- TASK OBJECTIVE: From the listing that follows, extract every line and set it down unaltered.

- PROVIDED RECORDS:
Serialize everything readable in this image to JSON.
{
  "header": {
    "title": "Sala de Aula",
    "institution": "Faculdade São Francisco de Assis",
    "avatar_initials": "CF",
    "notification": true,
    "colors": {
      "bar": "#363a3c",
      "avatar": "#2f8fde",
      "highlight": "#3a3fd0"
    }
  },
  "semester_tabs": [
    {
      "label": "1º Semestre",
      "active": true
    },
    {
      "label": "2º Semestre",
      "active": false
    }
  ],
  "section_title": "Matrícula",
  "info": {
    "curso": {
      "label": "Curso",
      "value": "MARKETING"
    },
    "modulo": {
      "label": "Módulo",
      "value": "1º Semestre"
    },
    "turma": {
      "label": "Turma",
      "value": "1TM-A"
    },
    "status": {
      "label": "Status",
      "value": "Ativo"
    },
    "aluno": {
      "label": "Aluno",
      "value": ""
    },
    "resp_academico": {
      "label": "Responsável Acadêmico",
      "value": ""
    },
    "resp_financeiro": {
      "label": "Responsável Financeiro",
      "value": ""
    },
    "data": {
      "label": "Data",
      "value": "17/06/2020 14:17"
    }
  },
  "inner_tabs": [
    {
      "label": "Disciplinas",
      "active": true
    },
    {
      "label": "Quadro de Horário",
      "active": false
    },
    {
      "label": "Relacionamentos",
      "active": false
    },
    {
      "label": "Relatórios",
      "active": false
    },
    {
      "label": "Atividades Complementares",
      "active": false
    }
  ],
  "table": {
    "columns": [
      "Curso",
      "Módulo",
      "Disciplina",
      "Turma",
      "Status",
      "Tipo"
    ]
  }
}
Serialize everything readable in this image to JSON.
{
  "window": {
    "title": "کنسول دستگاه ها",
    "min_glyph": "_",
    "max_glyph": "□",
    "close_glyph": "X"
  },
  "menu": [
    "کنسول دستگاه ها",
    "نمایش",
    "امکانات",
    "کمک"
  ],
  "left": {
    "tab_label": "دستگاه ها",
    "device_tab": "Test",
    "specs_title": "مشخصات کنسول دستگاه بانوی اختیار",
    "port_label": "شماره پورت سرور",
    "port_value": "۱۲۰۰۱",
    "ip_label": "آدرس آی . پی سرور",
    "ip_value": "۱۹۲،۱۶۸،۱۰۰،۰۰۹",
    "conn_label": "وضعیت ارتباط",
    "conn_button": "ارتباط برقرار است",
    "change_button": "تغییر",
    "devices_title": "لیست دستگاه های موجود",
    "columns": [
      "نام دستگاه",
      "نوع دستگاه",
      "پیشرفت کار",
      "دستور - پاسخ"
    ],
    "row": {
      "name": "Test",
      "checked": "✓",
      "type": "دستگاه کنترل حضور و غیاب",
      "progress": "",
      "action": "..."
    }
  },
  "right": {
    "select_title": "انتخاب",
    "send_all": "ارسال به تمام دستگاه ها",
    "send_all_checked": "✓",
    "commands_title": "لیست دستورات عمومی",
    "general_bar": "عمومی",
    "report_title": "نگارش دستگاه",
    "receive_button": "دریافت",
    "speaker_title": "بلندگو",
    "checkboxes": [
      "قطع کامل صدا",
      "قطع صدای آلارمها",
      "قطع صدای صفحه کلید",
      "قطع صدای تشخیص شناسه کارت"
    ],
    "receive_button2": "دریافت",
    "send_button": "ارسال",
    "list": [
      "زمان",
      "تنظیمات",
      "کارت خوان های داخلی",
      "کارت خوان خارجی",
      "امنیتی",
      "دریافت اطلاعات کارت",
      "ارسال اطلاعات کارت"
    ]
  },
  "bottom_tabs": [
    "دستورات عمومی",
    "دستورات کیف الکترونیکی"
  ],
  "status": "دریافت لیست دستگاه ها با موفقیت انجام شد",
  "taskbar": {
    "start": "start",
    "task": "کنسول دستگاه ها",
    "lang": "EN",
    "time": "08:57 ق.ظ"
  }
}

- EXERCISE RESULT:
Serialize everything readable in this image to JSON.
{
  "header": {
    "title": "Sala de Aula",
    "institution": "Faculdade São Francisco de Assis",
    "avatar_initials": "CF",
    "notification": true,
    "colors": {
      "bar": "#363a3c",
      "avatar": "#2f8fde",
      "highlight": "#3a3fd0"
    }
  },
  "semester_tabs": [
    {
      "label": "1º Semestre",
      "active": true
    },
    {
      "label": "2º Semestre",
      "active": false
    }
  ],
  "section_title": "Matrícula",
  "info": {
    "curso": {
      "label": "Curso",
      "value": "MARKETING"
    },
    "modulo": {
      "label": "Módulo",
      "value": "1º Semestre"
    },
    "turma": {
      "label": "Turma",
      "value": "1TM-A"
    },
    "status": {
      "label": "Status",
      "value": "Ativo"
    },
    "aluno": {
      "label": "Aluno",
      "value": ""
    },
    "resp_academico": {
      "label": "Responsável Acadêmico",
      "value": ""
    },
    "resp_financeiro": {
      "label": "Responsável Financeiro",
      "value": ""
    },
    "data": {
      "label": "Data",
      "value": "17/06/2020 14:17"
    }
  },
  "inner_tabs": [
    {
      "label": "Disciplinas",
      "active": true
    },
    {
      "label": "Quadro de Horário",
      "active": false
    },
    {
      "label": "Relacionamentos",
      "active": false
    },
    {
      "label": "Relatórios",
      "active": false
    },
    {
      "label": "Atividades Complementares",
      "active": false
    }
  ],
  "table": {
    "columns": [
      "Curso",
      "Módulo",
      "Disciplina",
      "Turma",
      "Status",
      "Tipo"
    ]
  }
}
Serialize everything readable in this image to JSON.
{
  "window": {
    "title": "کنسول دستگاه ها",
    "min_glyph": "_",
    "max_glyph": "□",
    "close_glyph": "X"
  },
  "menu": [
    "کنسول دستگاه ها",
    "نمایش",
    "امکانات",
    "کمک"
  ],
  "left": {
    "tab_label": "دستگاه ها",
    "device_tab": "Test",
    "specs_title": "مشخصات کنسول دستگاه بانوی اختیار",
    "port_label": "شماره پورت سرور",
    "port_value": "۱۲۰۰۱",
    "ip_label": "آدرس آی . پی سرور",
    "ip_value": "۱۹۲،۱۶۸،۱۰۰،۰۰۹",
    "conn_label": "وضعیت ارتباط",
    "conn_button": "ارتباط برقرار است",
    "change_button": "تغییر",
    "devices_title": "لیست دستگاه های موجود",
    "columns": [
      "نام دستگاه",
      "نوع دستگاه",
      "پیشرفت کار",
      "دستور - پاسخ"
    ],
    "row": {
      "name": "Test",
      "checked": "✓",
      "type": "دستگاه کنترل حضور و غیاب",
      "progress": "",
      "action": "..."
    }
  },
  "right": {
    "select_title": "انتخاب",
    "send_all": "ارسال به تمام دستگاه ها",
    "send_all_checked": "✓",
    "commands_title": "لیست دستورات عمومی",
    "general_bar": "عمومی",
    "report_title": "نگارش دستگاه",
    "receive_button": "دریافت",
    "speaker_title": "بلندگو",
    "checkboxes": [
      "قطع کامل صدا",
      "قطع صدای آلارمها",
      "قطع صدای صفحه کلید",
      "قطع صدای تشخیص شناسه کارت"
    ],
    "receive_button2": "دریافت",
    "send_button": "ارسال",
    "list": [
      "زمان",
      "تنظیمات",
      "کارت خوان های داخلی",
      "کارت خوان خارجی",
      "امنیتی",
      "دریافت اطلاعات کارت",
      "ارسال اطلاعات کارت"
    ]
  },
  "bottom_tabs": [
    "دستورات عمومی",
    "دستورات کیف الکترونیکی"
  ],
  "status": "دریافت لیست دستگاه ها با موفقیت انجام شد",
  "taskbar": {
    "start": "start",
    "task": "کنسول دستگاه ها",
    "lang": "EN",
    "time": "08:57 ق.ظ"
  }
}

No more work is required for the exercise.